** begin Dataset excerpts **

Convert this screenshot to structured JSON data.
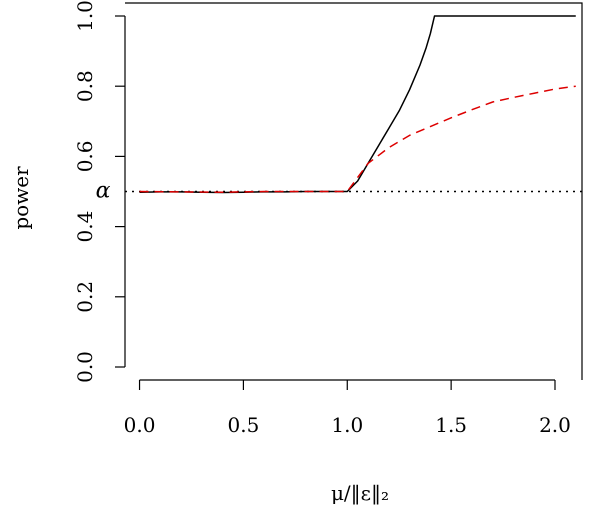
{
  "chart_data": {
    "type": "line",
    "title": "",
    "xlabel": "μ/‖ε‖₂",
    "ylabel": "power",
    "xlim": [
      -0.07,
      2.13
    ],
    "ylim": [
      0.0,
      1.0
    ],
    "xticks": [
      "0.0",
      "0.5",
      "1.0",
      "1.5",
      "2.0"
    ],
    "yticks": [
      "0.0",
      "0.2",
      "0.4",
      "0.6",
      "0.8",
      "1.0"
    ],
    "reference_line": {
      "label": "α",
      "y": 0.5,
      "style": "dotted",
      "color": "#000000"
    },
    "series": [
      {
        "style": "solid",
        "color": "#000000",
        "x": [
          0.0,
          0.1,
          0.2,
          0.3,
          0.4,
          0.5,
          0.6,
          0.7,
          0.8,
          0.9,
          1.0,
          1.05,
          1.1,
          1.15,
          1.2,
          1.25,
          1.3,
          1.35,
          1.38,
          1.4,
          1.42,
          1.5,
          1.6,
          1.8,
          2.0,
          2.1
        ],
        "y": [
          0.498,
          0.499,
          0.499,
          0.498,
          0.497,
          0.498,
          0.499,
          0.499,
          0.5,
          0.5,
          0.5,
          0.53,
          0.58,
          0.63,
          0.68,
          0.73,
          0.79,
          0.86,
          0.91,
          0.95,
          1.0,
          1.0,
          1.0,
          1.0,
          1.0,
          1.0
        ]
      },
      {
        "style": "dashed",
        "color": "#dd0000",
        "x": [
          0.0,
          0.2,
          0.4,
          0.6,
          0.8,
          0.9,
          1.0,
          1.05,
          1.1,
          1.2,
          1.3,
          1.4,
          1.5,
          1.6,
          1.7,
          1.8,
          1.9,
          2.0,
          2.1
        ],
        "y": [
          0.5,
          0.499,
          0.498,
          0.5,
          0.5,
          0.5,
          0.5,
          0.54,
          0.58,
          0.625,
          0.66,
          0.685,
          0.71,
          0.733,
          0.755,
          0.768,
          0.78,
          0.792,
          0.8
        ]
      }
    ]
  }
}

** end Dataset excerpts **

▶ **Exercise directions**
Could you repeat all of the material exactly? Pictures should not be copied.

▶ **Finished exercise**
Convert this screenshot to structured JSON data.
{
  "chart_data": {
    "type": "line",
    "title": "",
    "xlabel": "μ/‖ε‖₂",
    "ylabel": "power",
    "xlim": [
      -0.07,
      2.13
    ],
    "ylim": [
      0.0,
      1.0
    ],
    "xticks": [
      "0.0",
      "0.5",
      "1.0",
      "1.5",
      "2.0"
    ],
    "yticks": [
      "0.0",
      "0.2",
      "0.4",
      "0.6",
      "0.8",
      "1.0"
    ],
    "reference_line": {
      "label": "α",
      "y": 0.5,
      "style": "dotted",
      "color": "#000000"
    },
    "series": [
      {
        "style": "solid",
        "color": "#000000",
        "x": [
          0.0,
          0.1,
          0.2,
          0.3,
          0.4,
          0.5,
          0.6,
          0.7,
          0.8,
          0.9,
          1.0,
          1.05,
          1.1,
          1.15,
          1.2,
          1.25,
          1.3,
          1.35,
          1.38,
          1.4,
          1.42,
          1.5,
          1.6,
          1.8,
          2.0,
          2.1
        ],
        "y": [
          0.498,
          0.499,
          0.499,
          0.498,
          0.497,
          0.498,
          0.499,
          0.499,
          0.5,
          0.5,
          0.5,
          0.53,
          0.58,
          0.63,
          0.68,
          0.73,
          0.79,
          0.86,
          0.91,
          0.95,
          1.0,
          1.0,
          1.0,
          1.0,
          1.0,
          1.0
        ]
      },
      {
        "style": "dashed",
        "color": "#dd0000",
        "x": [
          0.0,
          0.2,
          0.4,
          0.6,
          0.8,
          0.9,
          1.0,
          1.05,
          1.1,
          1.2,
          1.3,
          1.4,
          1.5,
          1.6,
          1.7,
          1.8,
          1.9,
          2.0,
          2.1
        ],
        "y": [
          0.5,
          0.499,
          0.498,
          0.5,
          0.5,
          0.5,
          0.5,
          0.54,
          0.58,
          0.625,
          0.66,
          0.685,
          0.71,
          0.733,
          0.755,
          0.768,
          0.78,
          0.792,
          0.8
        ]
      }
    ]
  }
}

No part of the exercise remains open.